— begin The data —

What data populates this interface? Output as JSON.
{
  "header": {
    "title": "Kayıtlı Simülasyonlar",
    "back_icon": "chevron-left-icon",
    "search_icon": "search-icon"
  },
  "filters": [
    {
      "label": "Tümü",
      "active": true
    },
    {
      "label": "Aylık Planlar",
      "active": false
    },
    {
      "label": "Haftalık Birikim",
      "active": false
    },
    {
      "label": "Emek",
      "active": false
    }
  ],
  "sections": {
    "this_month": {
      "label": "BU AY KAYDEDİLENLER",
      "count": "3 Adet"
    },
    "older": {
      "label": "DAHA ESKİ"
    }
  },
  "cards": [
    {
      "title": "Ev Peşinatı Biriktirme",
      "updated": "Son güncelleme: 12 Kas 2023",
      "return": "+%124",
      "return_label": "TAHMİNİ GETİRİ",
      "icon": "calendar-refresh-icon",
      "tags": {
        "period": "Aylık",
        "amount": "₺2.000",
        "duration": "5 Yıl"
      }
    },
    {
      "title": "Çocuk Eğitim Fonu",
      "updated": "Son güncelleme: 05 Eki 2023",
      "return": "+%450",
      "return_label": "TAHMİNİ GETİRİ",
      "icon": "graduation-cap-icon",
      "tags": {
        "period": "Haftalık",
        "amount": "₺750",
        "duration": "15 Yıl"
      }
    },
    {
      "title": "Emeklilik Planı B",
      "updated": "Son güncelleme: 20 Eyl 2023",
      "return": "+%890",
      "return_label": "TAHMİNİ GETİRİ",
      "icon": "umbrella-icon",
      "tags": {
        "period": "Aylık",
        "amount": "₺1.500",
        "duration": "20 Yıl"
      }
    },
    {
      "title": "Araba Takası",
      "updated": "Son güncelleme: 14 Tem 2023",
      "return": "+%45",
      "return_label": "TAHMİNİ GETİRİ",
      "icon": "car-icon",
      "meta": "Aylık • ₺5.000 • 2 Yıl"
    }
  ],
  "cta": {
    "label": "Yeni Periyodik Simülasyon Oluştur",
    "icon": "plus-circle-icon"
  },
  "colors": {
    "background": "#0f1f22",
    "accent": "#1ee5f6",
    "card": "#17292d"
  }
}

— end The data —

> Required task
Scan the records above for the string "Haftalık", then report every line that contains it.

> Full output
      "label": "Haftalık Birikim",
        "period": "Haftalık",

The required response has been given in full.